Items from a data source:
** Begin **
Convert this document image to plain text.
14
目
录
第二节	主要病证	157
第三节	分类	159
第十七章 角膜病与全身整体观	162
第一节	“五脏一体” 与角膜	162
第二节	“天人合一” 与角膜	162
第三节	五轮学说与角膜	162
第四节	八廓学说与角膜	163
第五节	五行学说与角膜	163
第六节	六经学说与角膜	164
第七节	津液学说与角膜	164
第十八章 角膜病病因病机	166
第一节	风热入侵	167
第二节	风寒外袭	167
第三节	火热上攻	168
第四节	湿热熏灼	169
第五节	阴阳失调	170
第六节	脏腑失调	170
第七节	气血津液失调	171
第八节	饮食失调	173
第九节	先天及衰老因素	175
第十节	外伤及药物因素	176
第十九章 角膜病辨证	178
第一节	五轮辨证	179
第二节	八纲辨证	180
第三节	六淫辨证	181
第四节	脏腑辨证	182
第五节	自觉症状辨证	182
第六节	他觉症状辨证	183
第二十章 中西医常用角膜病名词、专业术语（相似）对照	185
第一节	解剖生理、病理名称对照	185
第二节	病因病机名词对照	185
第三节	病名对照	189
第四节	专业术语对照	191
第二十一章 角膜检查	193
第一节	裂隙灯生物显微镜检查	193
** End **
* **WHAT TO PRODUCE**
Reproduce all of the material above word for word.

* **ANSWER TO THIS EXERCISE**
Convert this document image to plain text.
14
目
录
第二节	主要病证	157
第三节	分类	159
第十七章 角膜病与全身整体观	162
第一节	“五脏一体” 与角膜	162
第二节	“天人合一” 与角膜	162
第三节	五轮学说与角膜	162
第四节	八廓学说与角膜	163
第五节	五行学说与角膜	163
第六节	六经学说与角膜	164
第七节	津液学说与角膜	164
第十八章 角膜病病因病机	166
第一节	风热入侵	167
第二节	风寒外袭	167
第三节	火热上攻	168
第四节	湿热熏灼	169
第五节	阴阳失调	170
第六节	脏腑失调	170
第七节	气血津液失调	171
第八节	饮食失调	173
第九节	先天及衰老因素	175
第十节	外伤及药物因素	176
第十九章 角膜病辨证	178
第一节	五轮辨证	179
第二节	八纲辨证	180
第三节	六淫辨证	181
第四节	脏腑辨证	182
第五节	自觉症状辨证	182
第六节	他觉症状辨证	183
第二十章 中西医常用角膜病名词、专业术语（相似）对照	185
第一节	解剖生理、病理名称对照	185
第二节	病因病机名词对照	185
第三节	病名对照	189
第四节	专业术语对照	191
第二十一章 角膜检查	193
第一节	裂隙灯生物显微镜检查	193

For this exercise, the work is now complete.